◆ **PROMPT**:
Below are some records; work out how many of their lines contain "color" and give the number only.

◆ **Figure collection entries**:
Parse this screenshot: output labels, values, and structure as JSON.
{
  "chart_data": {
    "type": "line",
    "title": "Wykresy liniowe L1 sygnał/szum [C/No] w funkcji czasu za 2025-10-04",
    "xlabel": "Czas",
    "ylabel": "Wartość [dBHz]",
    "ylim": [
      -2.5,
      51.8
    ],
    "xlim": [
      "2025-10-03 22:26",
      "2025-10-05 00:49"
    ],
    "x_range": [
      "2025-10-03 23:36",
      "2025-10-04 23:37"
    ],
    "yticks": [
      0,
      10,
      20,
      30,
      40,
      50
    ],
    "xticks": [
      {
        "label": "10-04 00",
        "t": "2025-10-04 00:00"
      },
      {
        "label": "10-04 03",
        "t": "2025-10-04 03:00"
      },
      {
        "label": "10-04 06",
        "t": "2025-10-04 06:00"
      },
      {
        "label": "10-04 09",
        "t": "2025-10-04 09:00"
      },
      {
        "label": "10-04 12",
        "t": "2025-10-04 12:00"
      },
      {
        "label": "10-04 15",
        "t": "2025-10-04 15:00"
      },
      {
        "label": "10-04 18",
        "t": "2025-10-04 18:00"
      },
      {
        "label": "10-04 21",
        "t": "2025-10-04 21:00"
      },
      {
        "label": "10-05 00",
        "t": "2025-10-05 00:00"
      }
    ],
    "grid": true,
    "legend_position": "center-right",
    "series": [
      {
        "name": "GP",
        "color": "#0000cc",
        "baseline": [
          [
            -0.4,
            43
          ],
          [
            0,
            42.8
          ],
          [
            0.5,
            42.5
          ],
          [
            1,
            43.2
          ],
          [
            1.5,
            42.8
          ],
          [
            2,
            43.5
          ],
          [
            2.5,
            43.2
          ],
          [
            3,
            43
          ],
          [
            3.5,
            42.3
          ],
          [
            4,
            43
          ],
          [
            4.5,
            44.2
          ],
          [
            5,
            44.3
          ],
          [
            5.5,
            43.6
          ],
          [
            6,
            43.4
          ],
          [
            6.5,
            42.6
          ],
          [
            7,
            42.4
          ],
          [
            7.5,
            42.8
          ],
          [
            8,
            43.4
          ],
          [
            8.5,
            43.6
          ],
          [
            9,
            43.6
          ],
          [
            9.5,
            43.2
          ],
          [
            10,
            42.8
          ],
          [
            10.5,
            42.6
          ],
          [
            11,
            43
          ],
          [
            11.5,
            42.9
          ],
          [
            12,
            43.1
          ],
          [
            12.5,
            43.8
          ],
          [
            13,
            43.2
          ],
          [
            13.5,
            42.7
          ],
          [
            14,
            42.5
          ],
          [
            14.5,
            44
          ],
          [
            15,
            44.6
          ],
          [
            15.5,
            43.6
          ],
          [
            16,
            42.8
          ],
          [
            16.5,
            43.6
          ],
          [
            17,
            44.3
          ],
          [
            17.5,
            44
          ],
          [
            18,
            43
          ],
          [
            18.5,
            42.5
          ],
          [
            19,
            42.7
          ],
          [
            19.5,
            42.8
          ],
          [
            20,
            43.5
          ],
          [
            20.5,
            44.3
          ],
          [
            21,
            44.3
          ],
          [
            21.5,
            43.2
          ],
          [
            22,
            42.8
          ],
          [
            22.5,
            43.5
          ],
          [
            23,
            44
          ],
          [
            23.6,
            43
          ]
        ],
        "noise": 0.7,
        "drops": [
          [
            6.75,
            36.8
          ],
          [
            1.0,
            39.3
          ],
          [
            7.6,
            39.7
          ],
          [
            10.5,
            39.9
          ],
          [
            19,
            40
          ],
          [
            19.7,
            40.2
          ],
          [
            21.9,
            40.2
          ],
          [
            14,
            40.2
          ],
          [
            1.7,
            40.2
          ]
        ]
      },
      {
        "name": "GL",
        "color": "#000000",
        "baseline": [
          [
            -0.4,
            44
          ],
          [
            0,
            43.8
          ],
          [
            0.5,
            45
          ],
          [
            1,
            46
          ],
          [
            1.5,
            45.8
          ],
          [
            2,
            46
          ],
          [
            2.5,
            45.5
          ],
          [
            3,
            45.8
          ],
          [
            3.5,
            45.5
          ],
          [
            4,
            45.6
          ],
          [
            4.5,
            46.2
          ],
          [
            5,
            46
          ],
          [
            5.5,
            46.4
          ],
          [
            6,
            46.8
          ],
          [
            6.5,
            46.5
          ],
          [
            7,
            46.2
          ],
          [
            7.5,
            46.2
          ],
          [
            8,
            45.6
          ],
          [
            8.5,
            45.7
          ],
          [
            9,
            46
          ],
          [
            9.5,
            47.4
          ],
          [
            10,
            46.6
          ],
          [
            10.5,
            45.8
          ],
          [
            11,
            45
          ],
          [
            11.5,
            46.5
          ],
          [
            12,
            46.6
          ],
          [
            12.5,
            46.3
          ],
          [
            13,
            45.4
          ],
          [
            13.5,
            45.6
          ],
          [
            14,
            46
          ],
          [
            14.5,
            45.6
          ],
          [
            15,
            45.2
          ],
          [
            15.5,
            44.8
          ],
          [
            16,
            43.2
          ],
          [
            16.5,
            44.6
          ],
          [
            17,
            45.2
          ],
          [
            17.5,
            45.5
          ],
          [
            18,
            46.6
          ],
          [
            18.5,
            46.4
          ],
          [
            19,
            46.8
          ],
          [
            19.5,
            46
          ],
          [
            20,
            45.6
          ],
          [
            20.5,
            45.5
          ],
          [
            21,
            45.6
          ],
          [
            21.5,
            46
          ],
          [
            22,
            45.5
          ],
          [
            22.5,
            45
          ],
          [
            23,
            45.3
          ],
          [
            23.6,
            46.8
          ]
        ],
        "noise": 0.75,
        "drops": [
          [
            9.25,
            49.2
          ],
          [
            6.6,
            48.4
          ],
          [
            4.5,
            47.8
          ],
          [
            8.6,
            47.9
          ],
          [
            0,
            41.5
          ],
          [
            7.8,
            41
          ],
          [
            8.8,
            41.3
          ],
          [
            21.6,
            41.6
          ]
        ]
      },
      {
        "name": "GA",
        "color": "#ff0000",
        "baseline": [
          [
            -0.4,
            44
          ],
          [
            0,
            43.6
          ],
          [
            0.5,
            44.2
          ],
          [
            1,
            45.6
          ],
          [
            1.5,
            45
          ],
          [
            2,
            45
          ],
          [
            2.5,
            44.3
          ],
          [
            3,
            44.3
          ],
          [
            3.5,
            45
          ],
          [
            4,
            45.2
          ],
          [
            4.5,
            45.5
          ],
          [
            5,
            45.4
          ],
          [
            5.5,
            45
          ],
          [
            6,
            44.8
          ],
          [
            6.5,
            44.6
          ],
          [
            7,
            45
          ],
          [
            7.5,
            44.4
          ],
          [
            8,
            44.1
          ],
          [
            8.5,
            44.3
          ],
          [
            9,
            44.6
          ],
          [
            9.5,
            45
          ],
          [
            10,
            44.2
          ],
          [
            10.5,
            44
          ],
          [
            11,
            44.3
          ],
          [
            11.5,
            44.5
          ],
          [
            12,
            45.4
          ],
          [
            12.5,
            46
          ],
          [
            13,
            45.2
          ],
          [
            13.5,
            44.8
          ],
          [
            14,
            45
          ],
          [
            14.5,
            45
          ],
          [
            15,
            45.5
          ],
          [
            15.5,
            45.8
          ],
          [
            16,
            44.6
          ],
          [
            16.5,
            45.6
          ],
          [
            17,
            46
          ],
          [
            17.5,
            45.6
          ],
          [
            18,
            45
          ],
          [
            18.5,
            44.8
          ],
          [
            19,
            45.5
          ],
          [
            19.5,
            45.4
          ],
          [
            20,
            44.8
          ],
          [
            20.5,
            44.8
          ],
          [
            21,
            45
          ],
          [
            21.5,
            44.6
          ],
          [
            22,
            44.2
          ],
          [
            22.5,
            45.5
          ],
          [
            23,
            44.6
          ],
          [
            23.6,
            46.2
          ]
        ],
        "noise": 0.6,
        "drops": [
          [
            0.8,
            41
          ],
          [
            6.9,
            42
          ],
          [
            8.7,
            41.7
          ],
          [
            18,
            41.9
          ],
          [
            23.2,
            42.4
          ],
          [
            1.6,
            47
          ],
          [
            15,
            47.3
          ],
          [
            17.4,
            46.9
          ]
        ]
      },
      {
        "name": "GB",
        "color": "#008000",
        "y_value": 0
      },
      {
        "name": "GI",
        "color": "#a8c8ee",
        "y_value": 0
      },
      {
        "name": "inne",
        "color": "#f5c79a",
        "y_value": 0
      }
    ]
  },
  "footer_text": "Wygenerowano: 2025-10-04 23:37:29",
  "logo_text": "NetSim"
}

◆ **TASK SOLUTION**:
6